# DOCUMENT TEXT
<<<<
Failure of the Nuclear Nonproliferation Treaty Review Conference Leaves Humanity Increasingly Vulnerable

The failure of the NPT Review Conference reflects that the TPNW states need to acquire more international support.

Joseph Gerson

The failure of the Nuclear Nonproliferation Treaty Review Conference to adopt a final conference statement adopting specific goals and deadlines for further disarmament weakens humanity’s ability to defend itself against the existential and increased danger of nuclear war. (The conference was held at the United Nations in New York, August 2-26)

To reduce the risk of nuclear war and to win meaningful nuclear disarmament, the world’s nuclear disarmament movements urgently need to develop methods to mobilize the massive popular support without which humanity will continue to hurtle toward nuclear Armageddon.

Given the history of the initial nuclear weapons states in their resistance to fulfilling their Treaty obligations, including their Article VI commitment to engage in good faith negotiations for complete nuclear disarmament, the failure of the conference came as no surprise. Even before the fate of the conference was sealed by Russia’s veto of the draft final statement, it had been so watered down as to be almost meaningless. Reflecting the new Cold War environment that has been crystallized by Russia’s illegal and brutal invasion, the conference began inauspiciously with the United States, Britain and France, each of which have prepared and/or threated to initiate nuclear attacks during wars and crisis, shamelessly pressing to distinguish between their “responsible” use of nuclear threats for “defensive purposes and Moscow’s “irresponsible” offense nuclear threats in the Ukraine War.

There was actually some unity among the nuclear powers. Unfortunately, it was in their unified opposition to a draft text that expressed “deep concern at the absence of tangible progress in further reductions in global stockpiles and in the implementation of disarmament commitments by the nuclear weapons states since the 2015 Review Conference”.
>>>>
(Bounding box annotations)
<<<<
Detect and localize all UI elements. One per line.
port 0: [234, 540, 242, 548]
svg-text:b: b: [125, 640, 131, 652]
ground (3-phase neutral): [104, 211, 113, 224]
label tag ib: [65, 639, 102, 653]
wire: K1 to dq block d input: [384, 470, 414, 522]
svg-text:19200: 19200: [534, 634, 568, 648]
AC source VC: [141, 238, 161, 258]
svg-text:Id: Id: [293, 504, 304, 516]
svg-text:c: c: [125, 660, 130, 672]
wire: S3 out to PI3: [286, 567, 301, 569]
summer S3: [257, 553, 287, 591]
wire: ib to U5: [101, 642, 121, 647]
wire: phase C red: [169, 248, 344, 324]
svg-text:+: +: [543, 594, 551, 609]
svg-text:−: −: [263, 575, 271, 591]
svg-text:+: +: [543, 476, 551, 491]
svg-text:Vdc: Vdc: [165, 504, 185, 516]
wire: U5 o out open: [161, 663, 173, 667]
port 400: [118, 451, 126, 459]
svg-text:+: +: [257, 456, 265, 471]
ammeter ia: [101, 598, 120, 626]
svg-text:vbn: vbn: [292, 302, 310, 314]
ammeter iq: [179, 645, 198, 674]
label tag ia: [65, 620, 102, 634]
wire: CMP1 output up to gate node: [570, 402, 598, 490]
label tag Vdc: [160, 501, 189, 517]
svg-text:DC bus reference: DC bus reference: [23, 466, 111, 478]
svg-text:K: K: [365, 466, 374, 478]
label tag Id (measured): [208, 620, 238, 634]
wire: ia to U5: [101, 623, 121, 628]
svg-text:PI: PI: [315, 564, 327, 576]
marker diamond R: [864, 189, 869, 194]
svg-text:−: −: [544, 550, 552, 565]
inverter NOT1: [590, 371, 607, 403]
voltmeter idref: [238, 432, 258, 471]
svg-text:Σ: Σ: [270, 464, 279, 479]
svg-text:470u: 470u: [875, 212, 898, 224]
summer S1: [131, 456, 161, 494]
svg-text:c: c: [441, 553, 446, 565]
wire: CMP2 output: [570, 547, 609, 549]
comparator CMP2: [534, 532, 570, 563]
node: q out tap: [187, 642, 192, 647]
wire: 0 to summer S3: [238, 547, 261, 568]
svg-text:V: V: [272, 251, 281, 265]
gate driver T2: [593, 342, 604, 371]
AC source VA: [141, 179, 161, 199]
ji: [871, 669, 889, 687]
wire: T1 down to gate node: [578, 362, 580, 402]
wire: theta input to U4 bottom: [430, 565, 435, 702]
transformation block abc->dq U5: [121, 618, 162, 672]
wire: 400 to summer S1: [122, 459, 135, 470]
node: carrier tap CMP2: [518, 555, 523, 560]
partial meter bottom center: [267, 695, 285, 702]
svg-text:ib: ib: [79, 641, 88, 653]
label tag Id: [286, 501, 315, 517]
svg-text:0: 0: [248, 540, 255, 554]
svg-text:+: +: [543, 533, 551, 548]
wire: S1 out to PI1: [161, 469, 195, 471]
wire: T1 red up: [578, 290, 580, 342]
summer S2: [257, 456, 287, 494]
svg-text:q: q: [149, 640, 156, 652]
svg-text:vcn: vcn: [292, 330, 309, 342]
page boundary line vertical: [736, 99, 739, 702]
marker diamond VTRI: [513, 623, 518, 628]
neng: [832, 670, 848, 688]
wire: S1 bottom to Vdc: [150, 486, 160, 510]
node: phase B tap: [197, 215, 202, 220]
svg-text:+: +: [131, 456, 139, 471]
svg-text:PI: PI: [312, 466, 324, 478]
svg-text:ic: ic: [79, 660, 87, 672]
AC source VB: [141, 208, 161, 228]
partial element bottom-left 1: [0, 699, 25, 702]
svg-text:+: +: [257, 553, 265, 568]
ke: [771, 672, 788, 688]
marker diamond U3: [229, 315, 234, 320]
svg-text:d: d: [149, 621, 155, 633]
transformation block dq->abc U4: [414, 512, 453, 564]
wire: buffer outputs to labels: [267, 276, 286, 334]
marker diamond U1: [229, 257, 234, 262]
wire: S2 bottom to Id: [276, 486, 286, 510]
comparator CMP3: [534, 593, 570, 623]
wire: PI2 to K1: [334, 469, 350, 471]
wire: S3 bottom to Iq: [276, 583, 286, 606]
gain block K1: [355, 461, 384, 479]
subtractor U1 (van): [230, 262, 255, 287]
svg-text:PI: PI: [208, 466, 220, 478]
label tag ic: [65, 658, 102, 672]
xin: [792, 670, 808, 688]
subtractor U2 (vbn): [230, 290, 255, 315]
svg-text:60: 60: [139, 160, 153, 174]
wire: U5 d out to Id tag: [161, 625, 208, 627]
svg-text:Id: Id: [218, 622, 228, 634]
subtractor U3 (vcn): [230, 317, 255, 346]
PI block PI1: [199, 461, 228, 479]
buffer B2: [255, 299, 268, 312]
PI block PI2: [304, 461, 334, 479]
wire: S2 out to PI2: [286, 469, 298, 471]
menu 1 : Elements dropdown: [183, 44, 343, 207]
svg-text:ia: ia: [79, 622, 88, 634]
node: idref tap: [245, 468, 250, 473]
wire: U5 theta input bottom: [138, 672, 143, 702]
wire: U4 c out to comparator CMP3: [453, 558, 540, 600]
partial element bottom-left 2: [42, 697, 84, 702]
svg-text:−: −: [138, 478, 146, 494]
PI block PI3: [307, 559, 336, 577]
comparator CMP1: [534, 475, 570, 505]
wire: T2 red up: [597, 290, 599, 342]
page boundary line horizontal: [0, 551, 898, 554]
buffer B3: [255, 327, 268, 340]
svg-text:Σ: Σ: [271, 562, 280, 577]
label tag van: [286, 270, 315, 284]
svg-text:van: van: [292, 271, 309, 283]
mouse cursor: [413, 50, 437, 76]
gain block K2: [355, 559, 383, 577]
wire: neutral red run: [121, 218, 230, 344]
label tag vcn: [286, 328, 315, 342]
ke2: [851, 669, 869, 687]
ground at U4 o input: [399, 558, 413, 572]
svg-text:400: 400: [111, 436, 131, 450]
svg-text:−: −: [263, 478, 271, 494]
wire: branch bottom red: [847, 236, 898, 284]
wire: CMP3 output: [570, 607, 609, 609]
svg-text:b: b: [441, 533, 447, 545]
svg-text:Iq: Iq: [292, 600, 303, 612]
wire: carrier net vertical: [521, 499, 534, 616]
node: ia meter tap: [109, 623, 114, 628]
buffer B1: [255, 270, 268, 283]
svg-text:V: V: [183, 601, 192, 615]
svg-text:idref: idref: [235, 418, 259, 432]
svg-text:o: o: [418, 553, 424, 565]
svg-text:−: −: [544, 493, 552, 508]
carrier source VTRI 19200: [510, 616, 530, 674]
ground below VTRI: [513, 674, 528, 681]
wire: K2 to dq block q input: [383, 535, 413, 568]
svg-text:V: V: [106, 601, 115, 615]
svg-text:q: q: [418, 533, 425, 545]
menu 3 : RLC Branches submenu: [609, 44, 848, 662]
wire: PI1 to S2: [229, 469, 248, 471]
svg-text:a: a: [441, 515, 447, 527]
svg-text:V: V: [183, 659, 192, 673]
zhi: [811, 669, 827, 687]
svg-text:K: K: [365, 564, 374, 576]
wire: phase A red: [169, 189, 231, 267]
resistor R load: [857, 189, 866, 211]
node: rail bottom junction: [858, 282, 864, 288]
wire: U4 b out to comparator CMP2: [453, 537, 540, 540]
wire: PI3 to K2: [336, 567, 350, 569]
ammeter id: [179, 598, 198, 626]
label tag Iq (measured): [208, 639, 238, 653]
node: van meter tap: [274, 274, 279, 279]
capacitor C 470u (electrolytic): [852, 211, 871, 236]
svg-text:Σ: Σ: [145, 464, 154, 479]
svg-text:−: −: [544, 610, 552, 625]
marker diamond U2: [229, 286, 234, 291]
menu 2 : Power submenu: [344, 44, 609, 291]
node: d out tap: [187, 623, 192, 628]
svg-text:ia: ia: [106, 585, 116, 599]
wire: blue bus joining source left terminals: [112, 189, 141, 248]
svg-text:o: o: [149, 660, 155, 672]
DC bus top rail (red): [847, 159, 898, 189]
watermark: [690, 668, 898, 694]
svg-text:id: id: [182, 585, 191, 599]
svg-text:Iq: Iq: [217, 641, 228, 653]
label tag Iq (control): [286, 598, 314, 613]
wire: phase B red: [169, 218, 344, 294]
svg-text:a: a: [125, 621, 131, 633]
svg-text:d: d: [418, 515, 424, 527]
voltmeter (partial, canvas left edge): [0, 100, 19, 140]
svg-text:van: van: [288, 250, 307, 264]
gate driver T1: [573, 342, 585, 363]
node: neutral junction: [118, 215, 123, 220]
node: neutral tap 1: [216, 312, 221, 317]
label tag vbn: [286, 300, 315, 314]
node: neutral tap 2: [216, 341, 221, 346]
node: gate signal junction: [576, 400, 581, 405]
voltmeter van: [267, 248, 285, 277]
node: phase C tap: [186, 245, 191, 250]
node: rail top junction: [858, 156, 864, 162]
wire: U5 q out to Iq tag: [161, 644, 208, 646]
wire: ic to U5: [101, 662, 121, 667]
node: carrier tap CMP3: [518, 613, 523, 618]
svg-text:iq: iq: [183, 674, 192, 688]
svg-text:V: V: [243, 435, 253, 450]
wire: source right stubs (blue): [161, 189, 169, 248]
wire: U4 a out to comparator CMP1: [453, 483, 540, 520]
>>>>
# REQUIRED TASK
Copy the passage of the article about the NPT Review Conference from "Given the history" to "the Ukraine War.". Rely only on the article about the NPT Review Conference.

# SOLUTION
Given the history of the initial nuclear weapons states in their resistance to fulfilling their Treaty obligations, including their Article VI commitment to engage in good faith negotiations for complete nuclear disarmament, the failure of the conference came as no surprise. Even before the fate of the conference was sealed by Russia’s veto of the draft final statement, it had been so watered down as to be almost meaningless. Reflecting the new Cold War environment that has been crystallized by Russia’s illegal and brutal invasion, the conference began inauspiciously with the United States, Britain and France, each of which have prepared and/or threated to initiate nuclear attacks during wars and crisis, shamelessly pressing to distinguish between their “responsible” use of nuclear threats for “defensive purposes and Moscow’s “irresponsible” offense nuclear threats in the Ukraine War.